Written request:
Do not include the pictures; repeat the rest of the data exactly.

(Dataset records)
>> Begin
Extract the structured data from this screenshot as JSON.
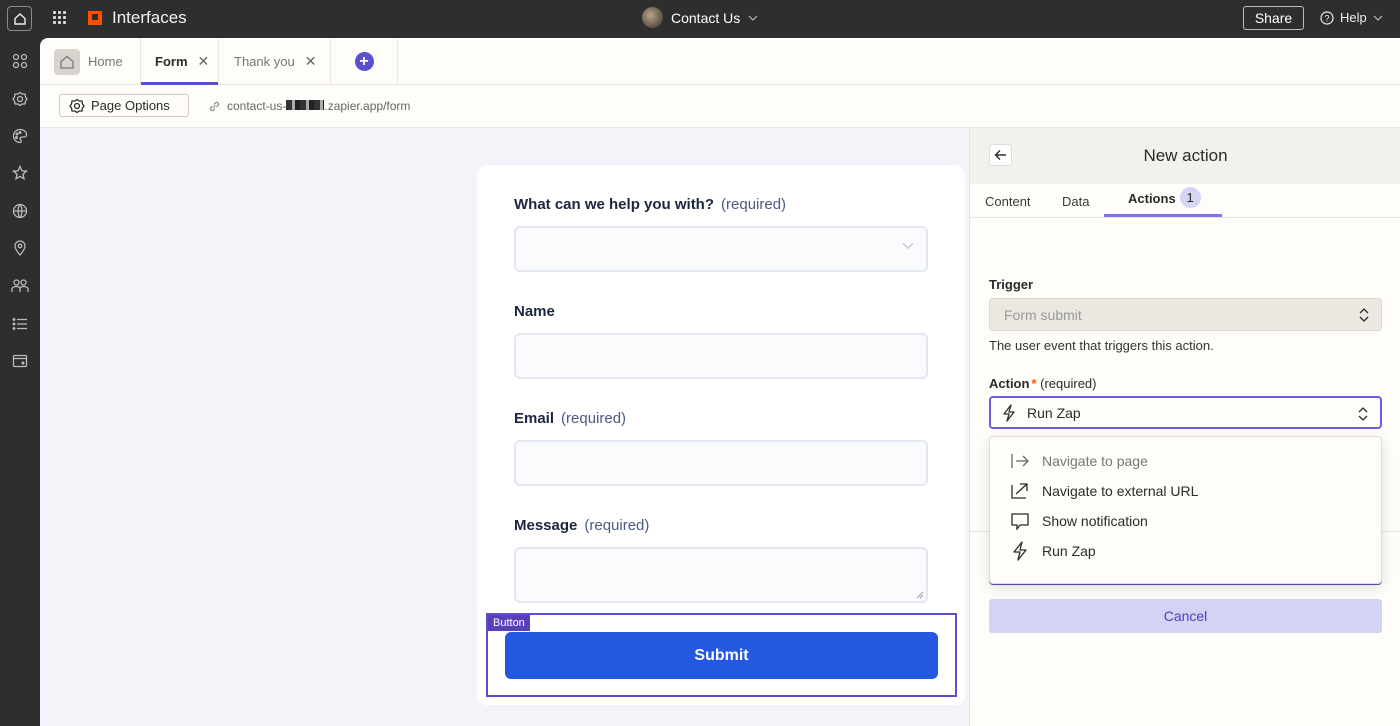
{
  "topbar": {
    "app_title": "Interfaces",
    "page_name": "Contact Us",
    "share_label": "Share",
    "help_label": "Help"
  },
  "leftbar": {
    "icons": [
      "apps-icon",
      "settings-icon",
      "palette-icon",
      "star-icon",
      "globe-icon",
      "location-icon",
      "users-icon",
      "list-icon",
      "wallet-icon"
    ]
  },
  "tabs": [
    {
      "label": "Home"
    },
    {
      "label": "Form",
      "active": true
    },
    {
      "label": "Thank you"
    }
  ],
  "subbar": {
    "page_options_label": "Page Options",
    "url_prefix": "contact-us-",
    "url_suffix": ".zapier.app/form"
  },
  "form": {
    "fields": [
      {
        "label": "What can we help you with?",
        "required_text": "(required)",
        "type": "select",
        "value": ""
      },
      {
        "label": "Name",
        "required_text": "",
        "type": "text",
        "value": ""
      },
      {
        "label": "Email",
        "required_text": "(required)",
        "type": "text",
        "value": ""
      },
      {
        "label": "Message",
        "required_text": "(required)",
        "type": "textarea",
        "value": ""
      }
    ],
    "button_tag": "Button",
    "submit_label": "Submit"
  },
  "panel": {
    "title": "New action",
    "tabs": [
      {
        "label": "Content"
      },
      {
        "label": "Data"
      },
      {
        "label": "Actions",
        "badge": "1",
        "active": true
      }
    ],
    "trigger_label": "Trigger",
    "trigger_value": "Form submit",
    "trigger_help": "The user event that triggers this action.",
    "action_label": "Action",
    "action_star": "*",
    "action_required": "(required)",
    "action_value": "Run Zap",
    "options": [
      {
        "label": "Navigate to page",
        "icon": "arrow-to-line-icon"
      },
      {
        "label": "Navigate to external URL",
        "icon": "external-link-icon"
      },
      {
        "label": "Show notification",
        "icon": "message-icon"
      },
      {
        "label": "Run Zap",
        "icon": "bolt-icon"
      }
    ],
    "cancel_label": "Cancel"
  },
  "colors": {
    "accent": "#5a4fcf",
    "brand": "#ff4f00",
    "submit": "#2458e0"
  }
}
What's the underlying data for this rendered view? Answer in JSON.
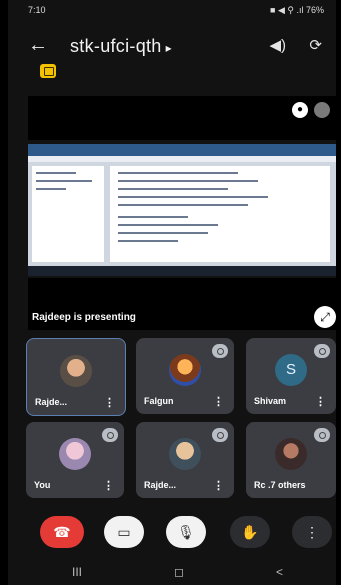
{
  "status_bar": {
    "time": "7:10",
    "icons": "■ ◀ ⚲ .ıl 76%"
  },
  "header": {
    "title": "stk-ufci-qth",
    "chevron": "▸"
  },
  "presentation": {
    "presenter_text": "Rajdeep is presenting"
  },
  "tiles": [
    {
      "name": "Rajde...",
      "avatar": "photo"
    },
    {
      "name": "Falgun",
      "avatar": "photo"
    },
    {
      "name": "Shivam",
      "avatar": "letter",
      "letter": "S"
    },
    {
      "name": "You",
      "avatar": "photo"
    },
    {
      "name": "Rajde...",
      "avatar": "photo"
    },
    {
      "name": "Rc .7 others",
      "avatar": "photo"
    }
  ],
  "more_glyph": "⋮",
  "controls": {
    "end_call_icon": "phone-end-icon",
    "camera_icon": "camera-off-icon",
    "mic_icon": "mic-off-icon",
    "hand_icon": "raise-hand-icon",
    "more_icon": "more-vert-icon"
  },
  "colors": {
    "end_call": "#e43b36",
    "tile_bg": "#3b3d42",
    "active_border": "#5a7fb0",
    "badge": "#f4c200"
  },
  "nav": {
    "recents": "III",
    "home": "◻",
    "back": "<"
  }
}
>> End
Result of this task:
Extract the structured data from this screenshot as JSON.
{
  "topbar": {
    "app_title": "Interfaces",
    "page_name": "Contact Us",
    "share_label": "Share",
    "help_label": "Help"
  },
  "leftbar": {
    "icons": [
      "apps-icon",
      "settings-icon",
      "palette-icon",
      "star-icon",
      "globe-icon",
      "location-icon",
      "users-icon",
      "list-icon",
      "wallet-icon"
    ]
  },
  "tabs": [
    {
      "label": "Home"
    },
    {
      "label": "Form",
      "active": true
    },
    {
      "label": "Thank you"
    }
  ],
  "subbar": {
    "page_options_label": "Page Options",
    "url_prefix": "contact-us-",
    "url_suffix": ".zapier.app/form"
  },
  "form": {
    "fields": [
      {
        "label": "What can we help you with?",
        "required_text": "(required)",
        "type": "select",
        "value": ""
      },
      {
        "label": "Name",
        "required_text": "",
        "type": "text",
        "value": ""
      },
      {
        "label": "Email",
        "required_text": "(required)",
        "type": "text",
        "value": ""
      },
      {
        "label": "Message",
        "required_text": "(required)",
        "type": "textarea",
        "value": ""
      }
    ],
    "button_tag": "Button",
    "submit_label": "Submit"
  },
  "panel": {
    "title": "New action",
    "tabs": [
      {
        "label": "Content"
      },
      {
        "label": "Data"
      },
      {
        "label": "Actions",
        "badge": "1",
        "active": true
      }
    ],
    "trigger_label": "Trigger",
    "trigger_value": "Form submit",
    "trigger_help": "The user event that triggers this action.",
    "action_label": "Action",
    "action_star": "*",
    "action_required": "(required)",
    "action_value": "Run Zap",
    "options": [
      {
        "label": "Navigate to page",
        "icon": "arrow-to-line-icon"
      },
      {
        "label": "Navigate to external URL",
        "icon": "external-link-icon"
      },
      {
        "label": "Show notification",
        "icon": "message-icon"
      },
      {
        "label": "Run Zap",
        "icon": "bolt-icon"
      }
    ],
    "cancel_label": "Cancel"
  },
  "colors": {
    "accent": "#5a4fcf",
    "brand": "#ff4f00",
    "submit": "#2458e0"
  }
}
What's the underlying data for this rendered view? Answer in JSON.
{
  "status_bar": {
    "time": "7:10",
    "icons": "■ ◀ ⚲ .ıl 76%"
  },
  "header": {
    "title": "stk-ufci-qth",
    "chevron": "▸"
  },
  "presentation": {
    "presenter_text": "Rajdeep is presenting"
  },
  "tiles": [
    {
      "name": "Rajde...",
      "avatar": "photo"
    },
    {
      "name": "Falgun",
      "avatar": "photo"
    },
    {
      "name": "Shivam",
      "avatar": "letter",
      "letter": "S"
    },
    {
      "name": "You",
      "avatar": "photo"
    },
    {
      "name": "Rajde...",
      "avatar": "photo"
    },
    {
      "name": "Rc .7 others",
      "avatar": "photo"
    }
  ],
  "more_glyph": "⋮",
  "controls": {
    "end_call_icon": "phone-end-icon",
    "camera_icon": "camera-off-icon",
    "mic_icon": "mic-off-icon",
    "hand_icon": "raise-hand-icon",
    "more_icon": "more-vert-icon"
  },
  "colors": {
    "end_call": "#e43b36",
    "tile_bg": "#3b3d42",
    "active_border": "#5a7fb0",
    "badge": "#f4c200"
  },
  "nav": {
    "recents": "III",
    "home": "◻",
    "back": "<"
  }
}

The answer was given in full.